• Given records:
--------
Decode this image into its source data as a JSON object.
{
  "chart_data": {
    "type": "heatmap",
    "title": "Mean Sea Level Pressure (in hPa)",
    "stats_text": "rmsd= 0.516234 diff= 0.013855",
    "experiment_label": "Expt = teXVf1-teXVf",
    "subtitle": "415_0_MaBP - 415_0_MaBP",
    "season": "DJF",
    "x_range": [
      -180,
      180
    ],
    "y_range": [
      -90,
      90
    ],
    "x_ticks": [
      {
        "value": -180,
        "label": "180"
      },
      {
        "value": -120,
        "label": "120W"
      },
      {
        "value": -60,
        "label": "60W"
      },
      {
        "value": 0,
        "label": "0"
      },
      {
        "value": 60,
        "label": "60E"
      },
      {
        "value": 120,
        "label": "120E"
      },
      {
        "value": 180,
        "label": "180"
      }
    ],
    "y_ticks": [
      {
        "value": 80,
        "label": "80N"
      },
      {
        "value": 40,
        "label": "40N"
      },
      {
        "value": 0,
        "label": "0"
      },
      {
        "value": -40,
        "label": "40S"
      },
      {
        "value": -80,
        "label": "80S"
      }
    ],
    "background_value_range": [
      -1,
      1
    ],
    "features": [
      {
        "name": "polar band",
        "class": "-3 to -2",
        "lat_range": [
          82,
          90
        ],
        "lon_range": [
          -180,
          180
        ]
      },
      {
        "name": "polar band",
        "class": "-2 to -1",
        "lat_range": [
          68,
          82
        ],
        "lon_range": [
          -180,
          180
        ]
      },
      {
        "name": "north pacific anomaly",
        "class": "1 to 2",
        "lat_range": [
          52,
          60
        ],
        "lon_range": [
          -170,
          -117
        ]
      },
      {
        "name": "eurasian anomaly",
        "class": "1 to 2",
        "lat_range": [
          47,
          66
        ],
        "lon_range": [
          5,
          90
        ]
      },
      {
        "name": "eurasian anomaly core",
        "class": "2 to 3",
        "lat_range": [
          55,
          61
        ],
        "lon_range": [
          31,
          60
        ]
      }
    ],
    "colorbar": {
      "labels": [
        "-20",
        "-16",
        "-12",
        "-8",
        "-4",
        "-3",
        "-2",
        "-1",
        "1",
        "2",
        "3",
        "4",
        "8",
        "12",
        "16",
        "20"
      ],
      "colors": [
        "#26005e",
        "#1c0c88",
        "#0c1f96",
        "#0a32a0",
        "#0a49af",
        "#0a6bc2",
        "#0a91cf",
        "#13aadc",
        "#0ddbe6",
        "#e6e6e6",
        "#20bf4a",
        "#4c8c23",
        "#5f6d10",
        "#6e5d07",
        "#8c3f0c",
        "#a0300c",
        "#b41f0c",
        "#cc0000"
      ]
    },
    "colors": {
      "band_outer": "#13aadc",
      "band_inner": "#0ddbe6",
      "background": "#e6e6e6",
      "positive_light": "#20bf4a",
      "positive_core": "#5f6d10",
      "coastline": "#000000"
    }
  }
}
--------
• Set problem:
Exactly as written, please output every entry.

• Written answer:
Decode this image into its source data as a JSON object.
{
  "chart_data": {
    "type": "heatmap",
    "title": "Mean Sea Level Pressure (in hPa)",
    "stats_text": "rmsd= 0.516234 diff= 0.013855",
    "experiment_label": "Expt = teXVf1-teXVf",
    "subtitle": "415_0_MaBP - 415_0_MaBP",
    "season": "DJF",
    "x_range": [
      -180,
      180
    ],
    "y_range": [
      -90,
      90
    ],
    "x_ticks": [
      {
        "value": -180,
        "label": "180"
      },
      {
        "value": -120,
        "label": "120W"
      },
      {
        "value": -60,
        "label": "60W"
      },
      {
        "value": 0,
        "label": "0"
      },
      {
        "value": 60,
        "label": "60E"
      },
      {
        "value": 120,
        "label": "120E"
      },
      {
        "value": 180,
        "label": "180"
      }
    ],
    "y_ticks": [
      {
        "value": 80,
        "label": "80N"
      },
      {
        "value": 40,
        "label": "40N"
      },
      {
        "value": 0,
        "label": "0"
      },
      {
        "value": -40,
        "label": "40S"
      },
      {
        "value": -80,
        "label": "80S"
      }
    ],
    "background_value_range": [
      -1,
      1
    ],
    "features": [
      {
        "name": "polar band",
        "class": "-3 to -2",
        "lat_range": [
          82,
          90
        ],
        "lon_range": [
          -180,
          180
        ]
      },
      {
        "name": "polar band",
        "class": "-2 to -1",
        "lat_range": [
          68,
          82
        ],
        "lon_range": [
          -180,
          180
        ]
      },
      {
        "name": "north pacific anomaly",
        "class": "1 to 2",
        "lat_range": [
          52,
          60
        ],
        "lon_range": [
          -170,
          -117
        ]
      },
      {
        "name": "eurasian anomaly",
        "class": "1 to 2",
        "lat_range": [
          47,
          66
        ],
        "lon_range": [
          5,
          90
        ]
      },
      {
        "name": "eurasian anomaly core",
        "class": "2 to 3",
        "lat_range": [
          55,
          61
        ],
        "lon_range": [
          31,
          60
        ]
      }
    ],
    "colorbar": {
      "labels": [
        "-20",
        "-16",
        "-12",
        "-8",
        "-4",
        "-3",
        "-2",
        "-1",
        "1",
        "2",
        "3",
        "4",
        "8",
        "12",
        "16",
        "20"
      ],
      "colors": [
        "#26005e",
        "#1c0c88",
        "#0c1f96",
        "#0a32a0",
        "#0a49af",
        "#0a6bc2",
        "#0a91cf",
        "#13aadc",
        "#0ddbe6",
        "#e6e6e6",
        "#20bf4a",
        "#4c8c23",
        "#5f6d10",
        "#6e5d07",
        "#8c3f0c",
        "#a0300c",
        "#b41f0c",
        "#cc0000"
      ]
    },
    "colors": {
      "band_outer": "#13aadc",
      "band_inner": "#0ddbe6",
      "background": "#e6e6e6",
      "positive_light": "#20bf4a",
      "positive_core": "#5f6d10",
      "coastline": "#000000"
    }
  }
}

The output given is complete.